■ **TASK**
Reading down the listing below, count the lines where the word "Karşılaştırılan" shows up, then give only that count.

─── RECORDS ───

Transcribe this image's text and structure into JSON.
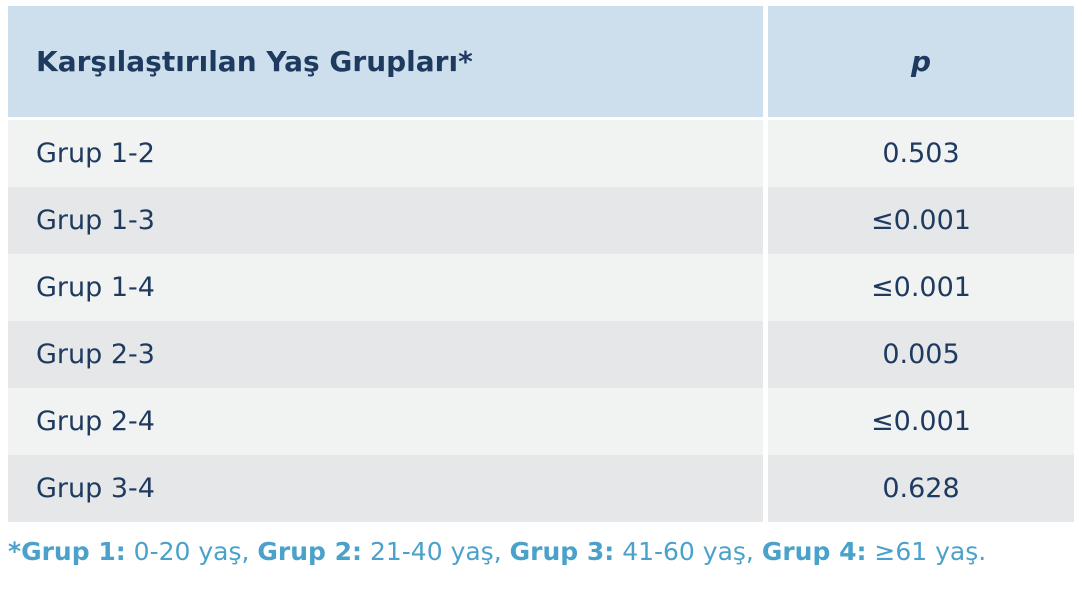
{
  "table": {
    "header": {
      "groups_label": "Karşılaştırılan Yaş Grupları*",
      "p_label": "p"
    },
    "rows": [
      {
        "group": "Grup 1-2",
        "p": "0.503"
      },
      {
        "group": "Grup 1-3",
        "p": "≤0.001"
      },
      {
        "group": "Grup 1-4",
        "p": "≤0.001"
      },
      {
        "group": "Grup 2-3",
        "p": "0.005"
      },
      {
        "group": "Grup 2-4",
        "p": "≤0.001"
      },
      {
        "group": "Grup 3-4",
        "p": "0.628"
      }
    ]
  },
  "footnote": {
    "segments": [
      {
        "text": "*Grup 1:"
      },
      {
        "text": " 0-20 yaş, "
      },
      {
        "text": "Grup 2:"
      },
      {
        "text": " 21-40 yaş, "
      },
      {
        "text": "Grup 3:"
      },
      {
        "text": " 41-60 yaş, "
      },
      {
        "text": "Grup 4:"
      },
      {
        "text": " ≥61 yaş."
      }
    ]
  },
  "colors": {
    "header_bg": "#cddfed",
    "row_light": "#f1f2f2",
    "row_dark": "#e5e7e9",
    "text_navy": "#1e3a5f",
    "footnote_blue": "#4aa2cb",
    "page_bg": "#ffffff"
  },
  "chart_data": {
    "type": "table",
    "title": "Karşılaştırılan Yaş Grupları*",
    "columns": [
      "Karşılaştırılan Yaş Grupları*",
      "p"
    ],
    "rows": [
      [
        "Grup 1-2",
        "0.503"
      ],
      [
        "Grup 1-3",
        "≤0.001"
      ],
      [
        "Grup 1-4",
        "≤0.001"
      ],
      [
        "Grup 2-3",
        "0.005"
      ],
      [
        "Grup 2-4",
        "≤0.001"
      ],
      [
        "Grup 3-4",
        "0.628"
      ]
    ],
    "footnote": "*Grup 1: 0-20 yaş, Grup 2: 21-40 yaş, Grup 3: 41-60 yaş, Grup 4: ≥61 yaş."
  }
}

───

■ **EXPECTED ANSWER**
3